Problem statement: Substitute "clue-label" for "clue-number" wherever it occurs in the rows below, and write out every row again with nothing else altered.

Labeled box rows
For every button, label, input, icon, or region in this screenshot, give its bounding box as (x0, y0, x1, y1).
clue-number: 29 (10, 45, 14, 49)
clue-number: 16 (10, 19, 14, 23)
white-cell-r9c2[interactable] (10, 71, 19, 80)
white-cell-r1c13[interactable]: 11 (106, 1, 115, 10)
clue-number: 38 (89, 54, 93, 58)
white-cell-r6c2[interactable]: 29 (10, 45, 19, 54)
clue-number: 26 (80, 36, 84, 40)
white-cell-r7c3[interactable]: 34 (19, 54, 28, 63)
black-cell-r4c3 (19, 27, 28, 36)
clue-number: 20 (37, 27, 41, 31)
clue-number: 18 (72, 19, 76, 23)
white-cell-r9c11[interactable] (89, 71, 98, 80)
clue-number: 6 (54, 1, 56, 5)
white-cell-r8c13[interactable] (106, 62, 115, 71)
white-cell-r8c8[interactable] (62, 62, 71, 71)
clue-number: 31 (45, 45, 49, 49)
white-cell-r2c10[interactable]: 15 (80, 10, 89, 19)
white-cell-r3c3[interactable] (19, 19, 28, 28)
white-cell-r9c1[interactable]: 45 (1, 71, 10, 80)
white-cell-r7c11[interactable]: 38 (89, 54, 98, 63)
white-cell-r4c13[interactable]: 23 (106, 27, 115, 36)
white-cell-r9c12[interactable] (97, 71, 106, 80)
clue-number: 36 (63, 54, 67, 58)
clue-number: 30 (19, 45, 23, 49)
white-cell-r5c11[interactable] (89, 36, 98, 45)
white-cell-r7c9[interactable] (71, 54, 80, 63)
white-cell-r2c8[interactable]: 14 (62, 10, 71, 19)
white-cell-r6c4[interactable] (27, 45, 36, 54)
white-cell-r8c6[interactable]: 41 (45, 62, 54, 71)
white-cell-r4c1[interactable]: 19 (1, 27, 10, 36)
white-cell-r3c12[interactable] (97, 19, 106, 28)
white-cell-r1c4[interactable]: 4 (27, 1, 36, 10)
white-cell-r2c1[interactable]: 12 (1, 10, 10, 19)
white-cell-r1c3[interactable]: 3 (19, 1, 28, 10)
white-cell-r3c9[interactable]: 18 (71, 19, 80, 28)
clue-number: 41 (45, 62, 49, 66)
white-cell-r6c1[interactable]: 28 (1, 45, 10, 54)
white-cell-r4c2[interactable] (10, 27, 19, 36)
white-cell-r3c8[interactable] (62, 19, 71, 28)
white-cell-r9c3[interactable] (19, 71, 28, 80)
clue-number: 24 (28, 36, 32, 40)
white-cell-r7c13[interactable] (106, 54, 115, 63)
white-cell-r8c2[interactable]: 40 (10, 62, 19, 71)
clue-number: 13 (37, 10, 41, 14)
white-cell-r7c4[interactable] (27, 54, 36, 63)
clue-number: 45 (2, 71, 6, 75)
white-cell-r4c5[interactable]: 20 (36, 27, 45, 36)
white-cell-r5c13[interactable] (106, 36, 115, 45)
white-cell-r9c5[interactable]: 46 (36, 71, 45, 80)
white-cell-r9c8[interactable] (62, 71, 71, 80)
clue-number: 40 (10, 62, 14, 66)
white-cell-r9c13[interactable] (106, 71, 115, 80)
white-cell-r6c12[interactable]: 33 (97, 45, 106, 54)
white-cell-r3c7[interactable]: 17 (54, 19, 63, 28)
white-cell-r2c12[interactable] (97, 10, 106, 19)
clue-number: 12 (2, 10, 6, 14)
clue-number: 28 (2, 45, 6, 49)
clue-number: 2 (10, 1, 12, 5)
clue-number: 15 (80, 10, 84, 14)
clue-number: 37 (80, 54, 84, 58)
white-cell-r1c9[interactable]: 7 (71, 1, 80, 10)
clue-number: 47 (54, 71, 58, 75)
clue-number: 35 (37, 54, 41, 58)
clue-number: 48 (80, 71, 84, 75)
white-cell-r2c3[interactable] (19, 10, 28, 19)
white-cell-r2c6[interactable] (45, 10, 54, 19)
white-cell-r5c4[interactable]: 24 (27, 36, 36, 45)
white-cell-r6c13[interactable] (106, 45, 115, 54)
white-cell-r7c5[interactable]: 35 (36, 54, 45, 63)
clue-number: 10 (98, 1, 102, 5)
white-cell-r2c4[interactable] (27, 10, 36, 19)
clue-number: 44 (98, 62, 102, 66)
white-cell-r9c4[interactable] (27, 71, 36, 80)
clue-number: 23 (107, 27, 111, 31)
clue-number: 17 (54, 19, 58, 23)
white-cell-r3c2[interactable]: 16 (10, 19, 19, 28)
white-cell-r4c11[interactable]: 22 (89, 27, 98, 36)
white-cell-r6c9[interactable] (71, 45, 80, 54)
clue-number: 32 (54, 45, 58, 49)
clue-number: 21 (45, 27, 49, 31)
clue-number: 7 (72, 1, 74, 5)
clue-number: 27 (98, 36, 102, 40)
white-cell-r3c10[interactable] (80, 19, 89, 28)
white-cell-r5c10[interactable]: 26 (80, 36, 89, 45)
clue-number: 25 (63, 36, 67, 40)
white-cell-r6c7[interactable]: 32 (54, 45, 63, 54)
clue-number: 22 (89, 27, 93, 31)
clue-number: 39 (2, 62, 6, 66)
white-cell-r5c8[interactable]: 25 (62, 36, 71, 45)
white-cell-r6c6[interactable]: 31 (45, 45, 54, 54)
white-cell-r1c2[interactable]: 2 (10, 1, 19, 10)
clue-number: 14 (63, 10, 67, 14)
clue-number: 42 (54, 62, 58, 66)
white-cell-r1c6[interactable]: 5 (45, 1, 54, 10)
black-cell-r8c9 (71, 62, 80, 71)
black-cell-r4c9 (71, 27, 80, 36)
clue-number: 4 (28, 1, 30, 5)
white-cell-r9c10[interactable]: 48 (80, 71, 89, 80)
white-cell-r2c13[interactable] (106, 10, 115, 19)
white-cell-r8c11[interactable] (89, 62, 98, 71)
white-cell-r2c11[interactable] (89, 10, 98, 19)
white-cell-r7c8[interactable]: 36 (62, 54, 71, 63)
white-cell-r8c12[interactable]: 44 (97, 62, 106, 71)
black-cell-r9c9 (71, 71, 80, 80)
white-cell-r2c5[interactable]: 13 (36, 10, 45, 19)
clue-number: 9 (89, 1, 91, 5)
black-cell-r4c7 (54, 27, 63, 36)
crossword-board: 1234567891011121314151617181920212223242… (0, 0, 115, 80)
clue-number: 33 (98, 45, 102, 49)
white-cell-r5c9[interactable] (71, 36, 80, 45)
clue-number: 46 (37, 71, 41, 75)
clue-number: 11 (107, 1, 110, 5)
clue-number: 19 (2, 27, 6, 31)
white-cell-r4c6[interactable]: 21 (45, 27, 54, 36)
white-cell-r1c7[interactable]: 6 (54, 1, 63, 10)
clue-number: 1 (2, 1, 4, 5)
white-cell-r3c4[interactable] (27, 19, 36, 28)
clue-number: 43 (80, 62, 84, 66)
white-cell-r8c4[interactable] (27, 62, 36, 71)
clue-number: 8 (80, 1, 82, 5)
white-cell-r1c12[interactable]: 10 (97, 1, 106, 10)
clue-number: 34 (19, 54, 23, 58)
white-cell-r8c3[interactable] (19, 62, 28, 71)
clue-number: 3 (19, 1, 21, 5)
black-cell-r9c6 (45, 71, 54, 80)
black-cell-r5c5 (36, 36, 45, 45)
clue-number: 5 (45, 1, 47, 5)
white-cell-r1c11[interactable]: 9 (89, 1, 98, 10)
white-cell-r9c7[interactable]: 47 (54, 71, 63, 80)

Result below:
For every button, label, input, icon, or region in this screenshot, give its bounding box as (x0, y0, x1, y1).
clue-label: 29 (10, 45, 14, 49)
clue-label: 16 (10, 19, 14, 23)
white-cell-r9c2[interactable] (10, 71, 19, 80)
white-cell-r1c13[interactable]: 11 (106, 1, 115, 10)
clue-label: 38 (89, 54, 93, 58)
white-cell-r6c2[interactable]: 29 (10, 45, 19, 54)
clue-label: 26 (80, 36, 84, 40)
white-cell-r7c3[interactable]: 34 (19, 54, 28, 63)
black-cell-r4c3 (19, 27, 28, 36)
clue-label: 20 (37, 27, 41, 31)
clue-label: 18 (72, 19, 76, 23)
white-cell-r9c11[interactable] (89, 71, 98, 80)
clue-label: 6 (54, 1, 56, 5)
white-cell-r8c13[interactable] (106, 62, 115, 71)
white-cell-r8c8[interactable] (62, 62, 71, 71)
clue-label: 31 (45, 45, 49, 49)
white-cell-r2c10[interactable]: 15 (80, 10, 89, 19)
white-cell-r3c3[interactable] (19, 19, 28, 28)
white-cell-r9c1[interactable]: 45 (1, 71, 10, 80)
white-cell-r7c11[interactable]: 38 (89, 54, 98, 63)
white-cell-r4c13[interactable]: 23 (106, 27, 115, 36)
white-cell-r9c12[interactable] (97, 71, 106, 80)
clue-label: 36 (63, 54, 67, 58)
clue-label: 30 (19, 45, 23, 49)
white-cell-r5c11[interactable] (89, 36, 98, 45)
white-cell-r7c9[interactable] (71, 54, 80, 63)
white-cell-r2c8[interactable]: 14 (62, 10, 71, 19)
white-cell-r6c4[interactable] (27, 45, 36, 54)
white-cell-r8c6[interactable]: 41 (45, 62, 54, 71)
white-cell-r4c1[interactable]: 19 (1, 27, 10, 36)
white-cell-r3c12[interactable] (97, 19, 106, 28)
white-cell-r1c4[interactable]: 4 (27, 1, 36, 10)
white-cell-r2c1[interactable]: 12 (1, 10, 10, 19)
white-cell-r1c3[interactable]: 3 (19, 1, 28, 10)
white-cell-r3c9[interactable]: 18 (71, 19, 80, 28)
clue-label: 41 (45, 62, 49, 66)
white-cell-r6c1[interactable]: 28 (1, 45, 10, 54)
white-cell-r4c2[interactable] (10, 27, 19, 36)
white-cell-r3c8[interactable] (62, 19, 71, 28)
white-cell-r9c3[interactable] (19, 71, 28, 80)
clue-label: 24 (28, 36, 32, 40)
white-cell-r7c13[interactable] (106, 54, 115, 63)
white-cell-r8c2[interactable]: 40 (10, 62, 19, 71)
clue-label: 13 (37, 10, 41, 14)
white-cell-r7c4[interactable] (27, 54, 36, 63)
clue-label: 45 (2, 71, 6, 75)
white-cell-r4c5[interactable]: 20 (36, 27, 45, 36)
white-cell-r5c13[interactable] (106, 36, 115, 45)
white-cell-r9c5[interactable]: 46 (36, 71, 45, 80)
white-cell-r9c8[interactable] (62, 71, 71, 80)
clue-label: 40 (10, 62, 14, 66)
white-cell-r9c13[interactable] (106, 71, 115, 80)
white-cell-r6c12[interactable]: 33 (97, 45, 106, 54)
white-cell-r3c7[interactable]: 17 (54, 19, 63, 28)
white-cell-r2c12[interactable] (97, 10, 106, 19)
clue-label: 12 (2, 10, 6, 14)
clue-label: 28 (2, 45, 6, 49)
clue-label: 2 (10, 1, 12, 5)
clue-label: 15 (80, 10, 84, 14)
clue-label: 37 (80, 54, 84, 58)
white-cell-r1c9[interactable]: 7 (71, 1, 80, 10)
clue-label: 47 (54, 71, 58, 75)
clue-label: 35 (37, 54, 41, 58)
clue-label: 48 (80, 71, 84, 75)
white-cell-r2c3[interactable] (19, 10, 28, 19)
white-cell-r2c6[interactable] (45, 10, 54, 19)
white-cell-r5c4[interactable]: 24 (27, 36, 36, 45)
white-cell-r6c13[interactable] (106, 45, 115, 54)
white-cell-r7c5[interactable]: 35 (36, 54, 45, 63)
clue-label: 10 (98, 1, 102, 5)
white-cell-r2c4[interactable] (27, 10, 36, 19)
clue-label: 44 (98, 62, 102, 66)
white-cell-r9c4[interactable] (27, 71, 36, 80)
clue-label: 23 (107, 27, 111, 31)
clue-label: 17 (54, 19, 58, 23)
white-cell-r3c2[interactable]: 16 (10, 19, 19, 28)
white-cell-r4c11[interactable]: 22 (89, 27, 98, 36)
white-cell-r6c9[interactable] (71, 45, 80, 54)
clue-label: 32 (54, 45, 58, 49)
clue-label: 21 (45, 27, 49, 31)
clue-label: 7 (72, 1, 74, 5)
clue-label: 27 (98, 36, 102, 40)
white-cell-r3c10[interactable] (80, 19, 89, 28)
white-cell-r5c10[interactable]: 26 (80, 36, 89, 45)
clue-label: 25 (63, 36, 67, 40)
white-cell-r6c7[interactable]: 32 (54, 45, 63, 54)
clue-label: 22 (89, 27, 93, 31)
clue-label: 39 (2, 62, 6, 66)
white-cell-r5c8[interactable]: 25 (62, 36, 71, 45)
white-cell-r6c6[interactable]: 31 (45, 45, 54, 54)
white-cell-r1c2[interactable]: 2 (10, 1, 19, 10)
clue-label: 14 (63, 10, 67, 14)
clue-label: 42 (54, 62, 58, 66)
white-cell-r1c6[interactable]: 5 (45, 1, 54, 10)
black-cell-r8c9 (71, 62, 80, 71)
black-cell-r4c9 (71, 27, 80, 36)
clue-label: 4 (28, 1, 30, 5)
white-cell-r9c10[interactable]: 48 (80, 71, 89, 80)
white-cell-r2c13[interactable] (106, 10, 115, 19)
white-cell-r8c11[interactable] (89, 62, 98, 71)
white-cell-r2c11[interactable] (89, 10, 98, 19)
white-cell-r7c8[interactable]: 36 (62, 54, 71, 63)
white-cell-r8c12[interactable]: 44 (97, 62, 106, 71)
black-cell-r9c9 (71, 71, 80, 80)
white-cell-r2c5[interactable]: 13 (36, 10, 45, 19)
clue-label: 9 (89, 1, 91, 5)
black-cell-r4c7 (54, 27, 63, 36)
crossword-board: 1234567891011121314151617181920212223242… (0, 0, 115, 80)
clue-label: 33 (98, 45, 102, 49)
white-cell-r5c9[interactable] (71, 36, 80, 45)
clue-label: 46 (37, 71, 41, 75)
clue-label: 11 (107, 1, 110, 5)
clue-label: 19 (2, 27, 6, 31)
white-cell-r4c6[interactable]: 21 (45, 27, 54, 36)
white-cell-r1c7[interactable]: 6 (54, 1, 63, 10)
clue-label: 1 (2, 1, 4, 5)
white-cell-r3c4[interactable] (27, 19, 36, 28)
clue-label: 43 (80, 62, 84, 66)
white-cell-r8c4[interactable] (27, 62, 36, 71)
clue-label: 8 (80, 1, 82, 5)
white-cell-r1c12[interactable]: 10 (97, 1, 106, 10)
clue-label: 34 (19, 54, 23, 58)
white-cell-r8c3[interactable] (19, 62, 28, 71)
clue-label: 3 (19, 1, 21, 5)
black-cell-r9c6 (45, 71, 54, 80)
black-cell-r5c5 (36, 36, 45, 45)
clue-label: 5 (45, 1, 47, 5)
white-cell-r1c11[interactable]: 9 (89, 1, 98, 10)
white-cell-r9c7[interactable]: 47 (54, 71, 63, 80)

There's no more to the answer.